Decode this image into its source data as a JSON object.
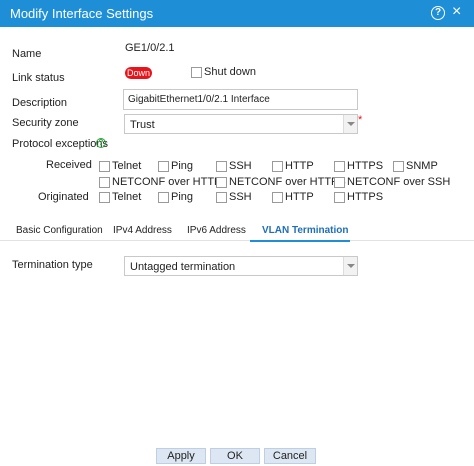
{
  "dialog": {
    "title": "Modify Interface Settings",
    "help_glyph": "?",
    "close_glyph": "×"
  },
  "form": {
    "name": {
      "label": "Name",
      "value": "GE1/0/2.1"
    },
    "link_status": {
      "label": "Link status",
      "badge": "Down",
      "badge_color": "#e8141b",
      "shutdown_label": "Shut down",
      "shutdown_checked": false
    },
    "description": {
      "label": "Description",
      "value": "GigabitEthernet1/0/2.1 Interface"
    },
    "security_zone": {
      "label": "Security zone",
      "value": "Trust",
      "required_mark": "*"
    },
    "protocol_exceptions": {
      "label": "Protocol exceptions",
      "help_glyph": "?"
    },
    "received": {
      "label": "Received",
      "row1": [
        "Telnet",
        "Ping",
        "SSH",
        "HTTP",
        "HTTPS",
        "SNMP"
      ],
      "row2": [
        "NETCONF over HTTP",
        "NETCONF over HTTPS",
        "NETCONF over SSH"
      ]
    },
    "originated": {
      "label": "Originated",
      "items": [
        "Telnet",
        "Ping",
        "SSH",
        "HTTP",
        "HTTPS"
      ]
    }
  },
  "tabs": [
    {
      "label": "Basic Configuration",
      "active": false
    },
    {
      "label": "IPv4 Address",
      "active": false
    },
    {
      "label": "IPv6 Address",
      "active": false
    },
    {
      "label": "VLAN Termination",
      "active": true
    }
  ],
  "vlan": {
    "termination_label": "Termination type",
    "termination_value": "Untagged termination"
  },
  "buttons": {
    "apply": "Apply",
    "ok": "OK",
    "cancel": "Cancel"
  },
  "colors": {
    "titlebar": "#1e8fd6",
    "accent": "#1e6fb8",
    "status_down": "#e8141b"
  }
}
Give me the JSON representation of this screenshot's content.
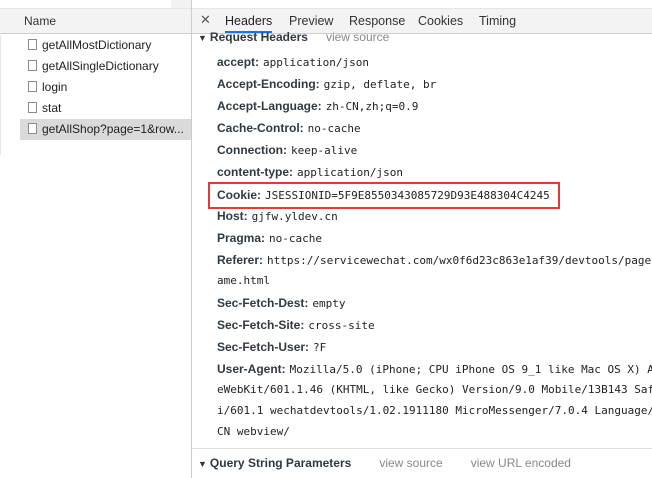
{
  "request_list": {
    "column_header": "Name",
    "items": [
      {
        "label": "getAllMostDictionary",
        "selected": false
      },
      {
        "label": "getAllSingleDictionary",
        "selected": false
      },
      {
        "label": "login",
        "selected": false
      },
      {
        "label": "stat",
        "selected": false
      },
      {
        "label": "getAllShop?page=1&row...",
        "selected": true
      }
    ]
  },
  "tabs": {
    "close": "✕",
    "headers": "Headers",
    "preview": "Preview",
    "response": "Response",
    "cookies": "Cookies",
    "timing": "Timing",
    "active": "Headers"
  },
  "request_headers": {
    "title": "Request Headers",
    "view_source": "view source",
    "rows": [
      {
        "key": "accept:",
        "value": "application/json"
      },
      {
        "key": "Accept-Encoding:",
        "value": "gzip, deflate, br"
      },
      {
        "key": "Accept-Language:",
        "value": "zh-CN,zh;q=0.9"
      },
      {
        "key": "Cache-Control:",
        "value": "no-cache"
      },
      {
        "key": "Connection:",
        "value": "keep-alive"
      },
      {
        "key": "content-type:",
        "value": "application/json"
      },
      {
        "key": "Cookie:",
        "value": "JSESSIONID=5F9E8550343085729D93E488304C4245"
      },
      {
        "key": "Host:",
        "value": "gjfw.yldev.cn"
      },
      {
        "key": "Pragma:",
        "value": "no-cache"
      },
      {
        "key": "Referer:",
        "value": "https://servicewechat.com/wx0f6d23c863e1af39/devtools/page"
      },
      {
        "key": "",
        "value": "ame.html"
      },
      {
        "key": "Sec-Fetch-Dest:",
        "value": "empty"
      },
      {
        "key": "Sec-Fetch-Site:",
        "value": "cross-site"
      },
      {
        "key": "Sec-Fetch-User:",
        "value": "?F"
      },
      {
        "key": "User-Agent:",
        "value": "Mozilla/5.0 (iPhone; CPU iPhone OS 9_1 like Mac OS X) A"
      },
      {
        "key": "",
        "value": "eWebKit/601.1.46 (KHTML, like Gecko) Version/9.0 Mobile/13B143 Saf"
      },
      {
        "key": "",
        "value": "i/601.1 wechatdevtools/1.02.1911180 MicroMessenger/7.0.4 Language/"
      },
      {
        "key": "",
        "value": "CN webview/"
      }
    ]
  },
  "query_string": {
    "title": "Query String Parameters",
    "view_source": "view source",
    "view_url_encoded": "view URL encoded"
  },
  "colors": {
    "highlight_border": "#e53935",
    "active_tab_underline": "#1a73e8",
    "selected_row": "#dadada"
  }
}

Exercise objective
Copy out every line holding the string "page".

Task output
        "label": "getAllShop?page=1&row...",
        "value": "https://servicewechat.com/wx0f6d23c863e1af39/devtools/page"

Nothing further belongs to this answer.